-- start Listed records --

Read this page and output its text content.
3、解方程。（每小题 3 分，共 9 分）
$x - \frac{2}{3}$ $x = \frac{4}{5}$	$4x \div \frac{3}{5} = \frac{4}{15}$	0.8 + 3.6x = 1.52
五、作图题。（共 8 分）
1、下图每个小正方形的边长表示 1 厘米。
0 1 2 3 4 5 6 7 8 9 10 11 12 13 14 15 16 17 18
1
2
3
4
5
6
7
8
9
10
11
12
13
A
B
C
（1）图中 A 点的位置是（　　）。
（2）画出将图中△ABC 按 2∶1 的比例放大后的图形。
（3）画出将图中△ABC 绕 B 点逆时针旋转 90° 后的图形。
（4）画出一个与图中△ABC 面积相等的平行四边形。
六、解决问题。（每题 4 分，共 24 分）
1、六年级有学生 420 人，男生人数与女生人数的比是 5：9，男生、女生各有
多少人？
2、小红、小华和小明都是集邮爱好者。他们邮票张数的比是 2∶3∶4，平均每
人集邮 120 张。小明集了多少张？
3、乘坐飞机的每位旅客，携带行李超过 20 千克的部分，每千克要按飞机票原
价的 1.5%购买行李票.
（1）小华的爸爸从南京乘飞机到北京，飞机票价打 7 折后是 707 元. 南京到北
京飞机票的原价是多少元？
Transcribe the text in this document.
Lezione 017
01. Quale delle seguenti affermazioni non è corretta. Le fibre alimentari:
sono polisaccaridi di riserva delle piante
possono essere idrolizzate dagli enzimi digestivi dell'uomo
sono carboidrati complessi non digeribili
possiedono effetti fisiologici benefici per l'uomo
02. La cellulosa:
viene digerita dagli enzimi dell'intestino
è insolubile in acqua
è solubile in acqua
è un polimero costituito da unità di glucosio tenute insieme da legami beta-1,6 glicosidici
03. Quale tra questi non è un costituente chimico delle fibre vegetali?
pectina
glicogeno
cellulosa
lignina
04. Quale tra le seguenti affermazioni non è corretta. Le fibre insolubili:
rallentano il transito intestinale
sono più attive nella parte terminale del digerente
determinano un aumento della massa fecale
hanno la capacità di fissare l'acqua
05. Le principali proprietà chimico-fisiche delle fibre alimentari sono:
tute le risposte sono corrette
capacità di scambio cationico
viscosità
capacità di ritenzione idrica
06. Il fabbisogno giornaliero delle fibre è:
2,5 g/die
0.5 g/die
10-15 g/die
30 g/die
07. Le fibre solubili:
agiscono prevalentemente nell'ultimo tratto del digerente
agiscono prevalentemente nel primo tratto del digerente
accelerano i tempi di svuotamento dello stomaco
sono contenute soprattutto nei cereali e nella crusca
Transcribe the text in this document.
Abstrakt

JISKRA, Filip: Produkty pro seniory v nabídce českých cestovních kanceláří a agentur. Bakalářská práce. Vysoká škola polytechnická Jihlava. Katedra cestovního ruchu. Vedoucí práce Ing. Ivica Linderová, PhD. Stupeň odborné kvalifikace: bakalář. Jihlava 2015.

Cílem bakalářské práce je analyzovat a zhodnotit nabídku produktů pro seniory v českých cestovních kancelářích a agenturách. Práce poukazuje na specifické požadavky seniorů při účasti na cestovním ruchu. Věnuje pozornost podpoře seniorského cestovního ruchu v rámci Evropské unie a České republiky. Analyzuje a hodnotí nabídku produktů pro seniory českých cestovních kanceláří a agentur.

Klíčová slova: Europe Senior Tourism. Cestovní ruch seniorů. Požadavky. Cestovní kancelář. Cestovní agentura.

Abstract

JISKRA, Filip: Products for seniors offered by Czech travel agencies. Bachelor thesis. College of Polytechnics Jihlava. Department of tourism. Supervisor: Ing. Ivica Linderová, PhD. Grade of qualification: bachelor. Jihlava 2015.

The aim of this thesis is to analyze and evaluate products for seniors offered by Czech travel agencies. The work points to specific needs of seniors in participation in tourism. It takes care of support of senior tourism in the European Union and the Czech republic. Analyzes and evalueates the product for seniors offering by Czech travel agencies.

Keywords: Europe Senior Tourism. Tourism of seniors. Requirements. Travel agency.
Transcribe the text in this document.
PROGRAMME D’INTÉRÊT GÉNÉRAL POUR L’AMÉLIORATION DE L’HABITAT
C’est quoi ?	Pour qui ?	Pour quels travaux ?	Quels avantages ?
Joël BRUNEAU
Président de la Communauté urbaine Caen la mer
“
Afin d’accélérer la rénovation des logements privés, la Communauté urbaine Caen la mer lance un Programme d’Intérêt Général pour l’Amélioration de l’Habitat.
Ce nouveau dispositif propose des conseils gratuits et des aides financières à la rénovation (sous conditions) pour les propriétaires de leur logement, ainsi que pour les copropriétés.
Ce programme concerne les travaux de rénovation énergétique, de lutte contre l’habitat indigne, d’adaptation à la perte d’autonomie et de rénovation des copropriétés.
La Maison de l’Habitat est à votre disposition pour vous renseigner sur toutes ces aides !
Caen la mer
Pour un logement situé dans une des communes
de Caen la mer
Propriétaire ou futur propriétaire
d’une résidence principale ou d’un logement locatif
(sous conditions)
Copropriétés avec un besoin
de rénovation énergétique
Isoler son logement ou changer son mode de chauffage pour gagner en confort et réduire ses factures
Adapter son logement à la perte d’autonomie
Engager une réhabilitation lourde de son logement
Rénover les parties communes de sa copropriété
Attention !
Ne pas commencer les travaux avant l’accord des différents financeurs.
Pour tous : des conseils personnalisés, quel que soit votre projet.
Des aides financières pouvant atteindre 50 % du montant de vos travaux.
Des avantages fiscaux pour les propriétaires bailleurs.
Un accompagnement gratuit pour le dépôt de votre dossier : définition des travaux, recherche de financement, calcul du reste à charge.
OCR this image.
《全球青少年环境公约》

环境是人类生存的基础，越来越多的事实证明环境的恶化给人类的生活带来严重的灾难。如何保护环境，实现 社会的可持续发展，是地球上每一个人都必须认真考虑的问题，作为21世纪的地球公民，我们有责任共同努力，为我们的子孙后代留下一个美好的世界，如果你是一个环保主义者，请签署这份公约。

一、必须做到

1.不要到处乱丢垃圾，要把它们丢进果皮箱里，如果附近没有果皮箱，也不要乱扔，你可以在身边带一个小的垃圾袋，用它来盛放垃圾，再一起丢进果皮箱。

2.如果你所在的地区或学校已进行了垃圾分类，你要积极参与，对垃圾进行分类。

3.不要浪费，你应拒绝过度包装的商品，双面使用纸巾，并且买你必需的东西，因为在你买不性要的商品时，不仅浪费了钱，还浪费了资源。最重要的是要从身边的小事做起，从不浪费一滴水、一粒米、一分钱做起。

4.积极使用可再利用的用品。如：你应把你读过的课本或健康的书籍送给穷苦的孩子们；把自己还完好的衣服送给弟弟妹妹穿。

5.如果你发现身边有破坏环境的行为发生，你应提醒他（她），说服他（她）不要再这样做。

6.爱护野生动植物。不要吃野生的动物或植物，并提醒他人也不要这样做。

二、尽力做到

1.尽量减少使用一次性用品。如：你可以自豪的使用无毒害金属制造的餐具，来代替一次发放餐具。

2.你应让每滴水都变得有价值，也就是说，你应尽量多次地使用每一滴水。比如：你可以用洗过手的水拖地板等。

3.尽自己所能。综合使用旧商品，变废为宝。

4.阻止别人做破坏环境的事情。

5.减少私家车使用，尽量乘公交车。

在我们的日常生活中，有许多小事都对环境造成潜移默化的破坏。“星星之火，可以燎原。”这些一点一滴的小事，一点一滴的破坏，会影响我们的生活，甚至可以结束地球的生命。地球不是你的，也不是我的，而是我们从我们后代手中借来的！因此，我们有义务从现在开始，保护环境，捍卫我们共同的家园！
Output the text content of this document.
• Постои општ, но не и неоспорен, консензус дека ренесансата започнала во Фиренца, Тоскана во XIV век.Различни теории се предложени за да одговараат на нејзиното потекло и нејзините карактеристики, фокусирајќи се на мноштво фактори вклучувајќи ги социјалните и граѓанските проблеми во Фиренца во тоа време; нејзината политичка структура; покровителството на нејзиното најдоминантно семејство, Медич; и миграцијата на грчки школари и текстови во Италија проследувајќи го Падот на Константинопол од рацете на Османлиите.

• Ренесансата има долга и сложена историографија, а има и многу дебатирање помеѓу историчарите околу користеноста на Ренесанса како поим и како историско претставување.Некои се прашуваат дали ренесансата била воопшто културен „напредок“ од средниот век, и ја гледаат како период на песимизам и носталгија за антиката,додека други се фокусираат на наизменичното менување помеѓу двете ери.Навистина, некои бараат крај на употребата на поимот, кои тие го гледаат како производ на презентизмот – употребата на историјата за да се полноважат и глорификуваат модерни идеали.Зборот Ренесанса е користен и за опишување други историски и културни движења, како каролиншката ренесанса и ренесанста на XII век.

-- end Listed records --

-- What is being asked --
Select every line above that contains the word "tratto", and copy it.

-- Solution for this exercise --
agiscono prevalentemente nell'ultimo tratto del digerente
agiscono prevalentemente nel primo tratto del digerente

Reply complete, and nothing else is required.